>>>

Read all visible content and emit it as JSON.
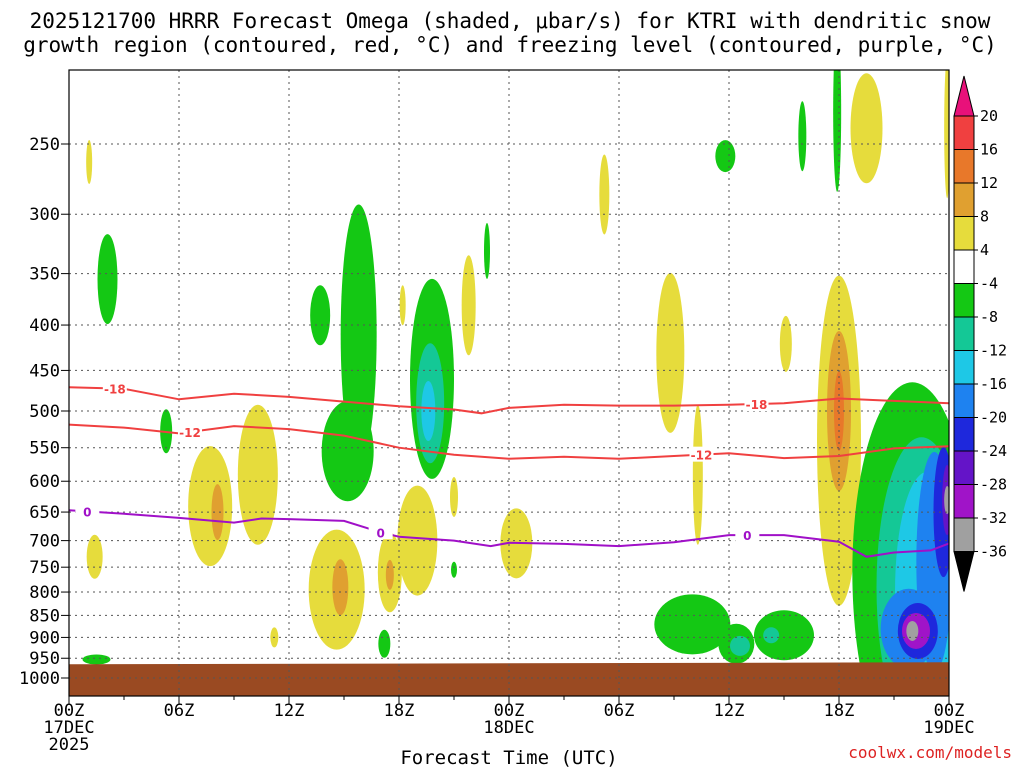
{
  "chart_data": {
    "type": "heatmap",
    "title_line1": "2025121700 HRRR Forecast Omega (shaded, μbar/s) for KTRI with dendritic snow",
    "title_line2": "growth region (contoured, red, °C) and freezing level (contoured, purple, °C)",
    "xlabel": "Forecast Time (UTC)",
    "credit": "coolwx.com/models",
    "x_range_hours": [
      0,
      48
    ],
    "x_ticks": [
      {
        "hour": 0,
        "line1": "00Z",
        "line2": "17DEC",
        "line3": "2025"
      },
      {
        "hour": 6,
        "line1": "06Z",
        "line2": "",
        "line3": ""
      },
      {
        "hour": 12,
        "line1": "12Z",
        "line2": "",
        "line3": ""
      },
      {
        "hour": 18,
        "line1": "18Z",
        "line2": "",
        "line3": ""
      },
      {
        "hour": 24,
        "line1": "00Z",
        "line2": "18DEC",
        "line3": ""
      },
      {
        "hour": 30,
        "line1": "06Z",
        "line2": "",
        "line3": ""
      },
      {
        "hour": 36,
        "line1": "12Z",
        "line2": "",
        "line3": ""
      },
      {
        "hour": 42,
        "line1": "18Z",
        "line2": "",
        "line3": ""
      },
      {
        "hour": 48,
        "line1": "00Z",
        "line2": "19DEC",
        "line3": ""
      }
    ],
    "y_ticks_hpa": [
      250,
      300,
      350,
      400,
      450,
      500,
      550,
      600,
      650,
      700,
      750,
      800,
      850,
      900,
      950,
      1000
    ],
    "colorbar": {
      "labels": [
        "20",
        "16",
        "12",
        "8",
        "4",
        "-4",
        "-8",
        "-12",
        "-16",
        "-20",
        "-24",
        "-28",
        "-32",
        "-36"
      ],
      "colors": [
        "#e8117a",
        "#f04040",
        "#e8782a",
        "#e0a030",
        "#e6dc3c",
        "#ffffff",
        "#14c814",
        "#14c896",
        "#1ec8e6",
        "#1e82f0",
        "#1e28dc",
        "#6414c8",
        "#a014c8",
        "#a0a0a0",
        "#000000"
      ]
    },
    "contours": [
      {
        "name": "dgz-top",
        "label": "-18",
        "color": "#f04040",
        "points": [
          [
            0,
            470
          ],
          [
            3,
            472
          ],
          [
            6,
            485
          ],
          [
            9,
            478
          ],
          [
            12,
            482
          ],
          [
            15,
            488
          ],
          [
            18,
            494
          ],
          [
            21,
            498
          ],
          [
            22.5,
            503
          ],
          [
            24,
            496
          ],
          [
            27,
            492
          ],
          [
            30,
            493
          ],
          [
            33,
            493
          ],
          [
            36,
            492
          ],
          [
            39,
            490
          ],
          [
            42,
            484
          ],
          [
            45,
            487
          ],
          [
            48,
            490
          ]
        ],
        "label_hours": [
          2.5,
          37.5
        ]
      },
      {
        "name": "dgz-bottom",
        "label": "-12",
        "color": "#f04040",
        "points": [
          [
            0,
            518
          ],
          [
            3,
            522
          ],
          [
            6,
            530
          ],
          [
            9,
            520
          ],
          [
            12,
            524
          ],
          [
            15,
            533
          ],
          [
            18,
            550
          ],
          [
            21,
            560
          ],
          [
            24,
            566
          ],
          [
            27,
            563
          ],
          [
            30,
            566
          ],
          [
            33,
            562
          ],
          [
            36,
            558
          ],
          [
            39,
            565
          ],
          [
            42,
            562
          ],
          [
            45,
            551
          ],
          [
            48,
            548
          ]
        ],
        "label_hours": [
          6.6,
          34.5
        ]
      },
      {
        "name": "freezing-level",
        "label": "0",
        "color": "#a010c8",
        "points": [
          [
            0,
            647
          ],
          [
            3,
            653
          ],
          [
            6,
            660
          ],
          [
            9,
            668
          ],
          [
            10.5,
            661
          ],
          [
            12,
            662
          ],
          [
            15,
            665
          ],
          [
            17,
            685
          ],
          [
            18,
            693
          ],
          [
            21,
            700
          ],
          [
            23,
            710
          ],
          [
            24,
            704
          ],
          [
            27,
            706
          ],
          [
            30,
            710
          ],
          [
            33,
            703
          ],
          [
            36,
            690
          ],
          [
            39,
            690
          ],
          [
            42,
            702
          ],
          [
            43.5,
            730
          ],
          [
            45,
            722
          ],
          [
            47,
            718
          ],
          [
            48,
            705
          ]
        ],
        "label_hours": [
          1.0,
          17.0,
          37.0
        ]
      }
    ],
    "shaded_regions": [
      {
        "name": "lowlevel-green-left",
        "color": "#14c814",
        "hour": 1.5,
        "p": 953,
        "rx": 14,
        "ry": 5
      },
      {
        "name": "green-cell-hr2",
        "color": "#14c814",
        "hour": 2.1,
        "p": 355,
        "rx": 10,
        "ry": 45
      },
      {
        "name": "yellow-cell-hr1",
        "color": "#e6dc3c",
        "hour": 1.1,
        "p": 262,
        "rx": 3,
        "ry": 22
      },
      {
        "name": "yellow-cell-hr1-low",
        "color": "#e6dc3c",
        "hour": 1.4,
        "p": 730,
        "rx": 8,
        "ry": 22
      },
      {
        "name": "green-cell-hr5",
        "color": "#14c814",
        "hour": 5.3,
        "p": 527,
        "rx": 6,
        "ry": 22
      },
      {
        "name": "yellow-cell-hr8",
        "color": "#e6dc3c",
        "hour": 7.7,
        "p": 640,
        "rx": 22,
        "ry": 60
      },
      {
        "name": "orange-core-hr8",
        "color": "#e0a030",
        "hour": 8.1,
        "p": 650,
        "rx": 6,
        "ry": 28
      },
      {
        "name": "yellow-cell-hr11",
        "color": "#e6dc3c",
        "hour": 10.3,
        "p": 590,
        "rx": 20,
        "ry": 70
      },
      {
        "name": "yellow-cell-hr11-low",
        "color": "#e6dc3c",
        "hour": 11.2,
        "p": 900,
        "rx": 4,
        "ry": 10
      },
      {
        "name": "green-cell-hr14",
        "color": "#14c814",
        "hour": 13.7,
        "p": 390,
        "rx": 10,
        "ry": 30
      },
      {
        "name": "green-tower-hr16",
        "color": "#14c814",
        "hour": 15.8,
        "p": 410,
        "rx": 18,
        "ry": 130
      },
      {
        "name": "green-cell-hr15-mid",
        "color": "#14c814",
        "hour": 15.2,
        "p": 555,
        "rx": 26,
        "ry": 50
      },
      {
        "name": "yellow-cell-hr15",
        "color": "#e6dc3c",
        "hour": 14.6,
        "p": 795,
        "rx": 28,
        "ry": 60
      },
      {
        "name": "orange-core-hr15",
        "color": "#e0a030",
        "hour": 14.8,
        "p": 790,
        "rx": 8,
        "ry": 28
      },
      {
        "name": "yellow-cell-hr17",
        "color": "#e6dc3c",
        "hour": 17.5,
        "p": 760,
        "rx": 12,
        "ry": 40
      },
      {
        "name": "orange-core-hr17",
        "color": "#e0a030",
        "hour": 17.5,
        "p": 765,
        "rx": 4,
        "ry": 15
      },
      {
        "name": "green-cell-hr18-low",
        "color": "#14c814",
        "hour": 17.2,
        "p": 915,
        "rx": 6,
        "ry": 14
      },
      {
        "name": "yellow-cell-hr18",
        "color": "#e6dc3c",
        "hour": 18.2,
        "p": 380,
        "rx": 3,
        "ry": 20
      },
      {
        "name": "yellow-cell-hr19",
        "color": "#e6dc3c",
        "hour": 19.0,
        "p": 700,
        "rx": 20,
        "ry": 55
      },
      {
        "name": "green-cell-hr20",
        "color": "#14c814",
        "hour": 19.8,
        "p": 460,
        "rx": 22,
        "ry": 100
      },
      {
        "name": "teal-core-hr20",
        "color": "#14c896",
        "hour": 19.7,
        "p": 490,
        "rx": 14,
        "ry": 60
      },
      {
        "name": "cyan-core-hr20",
        "color": "#1ec8e6",
        "hour": 19.6,
        "p": 500,
        "rx": 7,
        "ry": 30
      },
      {
        "name": "yellow-cell-hr21",
        "color": "#e6dc3c",
        "hour": 21.8,
        "p": 380,
        "rx": 7,
        "ry": 50
      },
      {
        "name": "yellow-cell-hr21-mid",
        "color": "#e6dc3c",
        "hour": 21.0,
        "p": 625,
        "rx": 4,
        "ry": 20
      },
      {
        "name": "green-cell-hr21-low",
        "color": "#14c814",
        "hour": 21.0,
        "p": 755,
        "rx": 3,
        "ry": 8
      },
      {
        "name": "green-cell-hr23",
        "color": "#14c814",
        "hour": 22.8,
        "p": 330,
        "rx": 3,
        "ry": 28
      },
      {
        "name": "yellow-cell-hr24",
        "color": "#e6dc3c",
        "hour": 24.4,
        "p": 705,
        "rx": 16,
        "ry": 35
      },
      {
        "name": "yellow-cell-hr29",
        "color": "#e6dc3c",
        "hour": 29.2,
        "p": 285,
        "rx": 5,
        "ry": 40
      },
      {
        "name": "yellow-cell-hr33",
        "color": "#e6dc3c",
        "hour": 32.8,
        "p": 430,
        "rx": 14,
        "ry": 80
      },
      {
        "name": "yellow-cell-hr34",
        "color": "#e6dc3c",
        "hour": 34.3,
        "p": 590,
        "rx": 5,
        "ry": 70
      },
      {
        "name": "green-cell-hr34",
        "color": "#14c814",
        "hour": 34.0,
        "p": 870,
        "rx": 38,
        "ry": 30
      },
      {
        "name": "green-cell-hr36-low",
        "color": "#14c814",
        "hour": 36.4,
        "p": 915,
        "rx": 18,
        "ry": 20
      },
      {
        "name": "teal-cell-hr37",
        "color": "#14c896",
        "hour": 36.6,
        "p": 920,
        "rx": 10,
        "ry": 10
      },
      {
        "name": "green-cell-hr36-top",
        "color": "#14c814",
        "hour": 35.8,
        "p": 258,
        "rx": 10,
        "ry": 16
      },
      {
        "name": "green-cell-hr39",
        "color": "#14c814",
        "hour": 39.0,
        "p": 895,
        "rx": 30,
        "ry": 25
      },
      {
        "name": "teal-cell-hr39",
        "color": "#14c896",
        "hour": 38.3,
        "p": 895,
        "rx": 8,
        "ry": 8
      },
      {
        "name": "yellow-cell-hr39",
        "color": "#e6dc3c",
        "hour": 39.1,
        "p": 420,
        "rx": 6,
        "ry": 28
      },
      {
        "name": "green-cell-hr39-top",
        "color": "#14c814",
        "hour": 40.0,
        "p": 245,
        "rx": 4,
        "ry": 35
      },
      {
        "name": "green-cell-hr42-top",
        "color": "#14c814",
        "hour": 41.9,
        "p": 230,
        "rx": 4,
        "ry": 80
      },
      {
        "name": "yellow-cell-hr44-top",
        "color": "#e6dc3c",
        "hour": 43.5,
        "p": 240,
        "rx": 16,
        "ry": 55
      },
      {
        "name": "yellow-tower-hr42",
        "color": "#e6dc3c",
        "hour": 42.0,
        "p": 540,
        "rx": 22,
        "ry": 165
      },
      {
        "name": "orange-tower-hr42",
        "color": "#e0a030",
        "hour": 42.0,
        "p": 500,
        "rx": 12,
        "ry": 80
      },
      {
        "name": "redorange-core-hr42",
        "color": "#e8782a",
        "hour": 42.0,
        "p": 500,
        "rx": 5,
        "ry": 40
      },
      {
        "name": "green-plume-hr45",
        "color": "#14c814",
        "hour": 46.0,
        "p": 760,
        "rx": 60,
        "ry": 190
      },
      {
        "name": "teal-plume-hr46",
        "color": "#14c896",
        "hour": 46.5,
        "p": 790,
        "rx": 45,
        "ry": 150
      },
      {
        "name": "cyan-plume-hr46",
        "color": "#1ec8e6",
        "hour": 46.8,
        "p": 800,
        "rx": 32,
        "ry": 120
      },
      {
        "name": "blue-plume-hr47",
        "color": "#1e82f0",
        "hour": 47.2,
        "p": 740,
        "rx": 18,
        "ry": 110
      },
      {
        "name": "darkblue-core-hr48",
        "color": "#1e28dc",
        "hour": 47.7,
        "p": 650,
        "rx": 10,
        "ry": 65
      },
      {
        "name": "purple-core-hr48",
        "color": "#6414c8",
        "hour": 47.9,
        "p": 630,
        "rx": 5,
        "ry": 35
      },
      {
        "name": "blue-lowlevel-hr46",
        "color": "#1e82f0",
        "hour": 45.8,
        "p": 880,
        "rx": 28,
        "ry": 40
      },
      {
        "name": "darkblue-lowlevel-hr46",
        "color": "#1e28dc",
        "hour": 46.3,
        "p": 885,
        "rx": 20,
        "ry": 28
      },
      {
        "name": "violet-lowlevel-hr46",
        "color": "#a014c8",
        "hour": 46.2,
        "p": 885,
        "rx": 14,
        "ry": 18
      },
      {
        "name": "gray-core-hr46",
        "color": "#a0a0a0",
        "hour": 46.0,
        "p": 885,
        "rx": 6,
        "ry": 10
      },
      {
        "name": "gray-core-hr48",
        "color": "#a0a0a0",
        "hour": 47.9,
        "p": 630,
        "rx": 3,
        "ry": 14
      },
      {
        "name": "yellow-edge-hr48",
        "color": "#e6dc3c",
        "hour": 47.9,
        "p": 240,
        "rx": 3,
        "ry": 70
      }
    ],
    "ground": {
      "name": "terrain",
      "color": "#9a4a22",
      "top_hpa": [
        [
          0,
          965
        ],
        [
          48,
          960
        ]
      ]
    }
  }
}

<<<

--- Short exercise ---
Scan the records above for the string "darkblue", then report every line that contains it.

--- Task response ---
        "name": "darkblue-core-hr48",
        "name": "darkblue-lowlevel-hr46",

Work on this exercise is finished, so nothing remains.